======== Task inputs

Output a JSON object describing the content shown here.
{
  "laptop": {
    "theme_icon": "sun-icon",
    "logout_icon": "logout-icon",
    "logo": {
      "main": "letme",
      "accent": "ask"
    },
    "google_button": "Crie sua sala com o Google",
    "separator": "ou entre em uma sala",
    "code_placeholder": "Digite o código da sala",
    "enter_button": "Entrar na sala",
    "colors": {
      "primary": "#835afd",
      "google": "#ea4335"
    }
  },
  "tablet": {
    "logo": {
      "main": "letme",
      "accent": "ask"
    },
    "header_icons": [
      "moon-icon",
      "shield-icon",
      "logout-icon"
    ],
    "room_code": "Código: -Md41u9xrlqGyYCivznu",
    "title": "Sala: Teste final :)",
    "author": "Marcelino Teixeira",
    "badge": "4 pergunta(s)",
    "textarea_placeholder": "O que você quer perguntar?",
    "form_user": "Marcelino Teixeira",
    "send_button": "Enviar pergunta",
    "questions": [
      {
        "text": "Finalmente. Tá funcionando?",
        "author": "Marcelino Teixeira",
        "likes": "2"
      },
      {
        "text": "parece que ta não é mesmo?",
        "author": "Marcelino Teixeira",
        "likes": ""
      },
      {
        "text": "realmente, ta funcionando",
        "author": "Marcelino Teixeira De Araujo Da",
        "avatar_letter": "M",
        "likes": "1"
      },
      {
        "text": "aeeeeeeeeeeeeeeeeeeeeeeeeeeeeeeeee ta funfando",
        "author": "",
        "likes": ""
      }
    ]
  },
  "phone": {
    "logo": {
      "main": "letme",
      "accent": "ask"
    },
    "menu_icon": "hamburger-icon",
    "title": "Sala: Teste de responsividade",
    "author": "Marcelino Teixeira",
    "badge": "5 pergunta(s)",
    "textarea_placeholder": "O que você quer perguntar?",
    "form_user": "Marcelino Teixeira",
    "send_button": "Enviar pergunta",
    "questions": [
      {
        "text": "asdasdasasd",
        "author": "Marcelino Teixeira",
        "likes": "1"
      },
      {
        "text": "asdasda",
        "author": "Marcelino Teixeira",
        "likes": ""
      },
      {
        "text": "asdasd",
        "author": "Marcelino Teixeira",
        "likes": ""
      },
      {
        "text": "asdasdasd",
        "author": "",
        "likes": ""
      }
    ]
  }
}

================

• **Exercise**:
From the entries above, copy each line holding "title".

• **Answer to this exercise**:
    "title": "Sala: Teste final :)",
    "title": "Sala: Teste de responsividade",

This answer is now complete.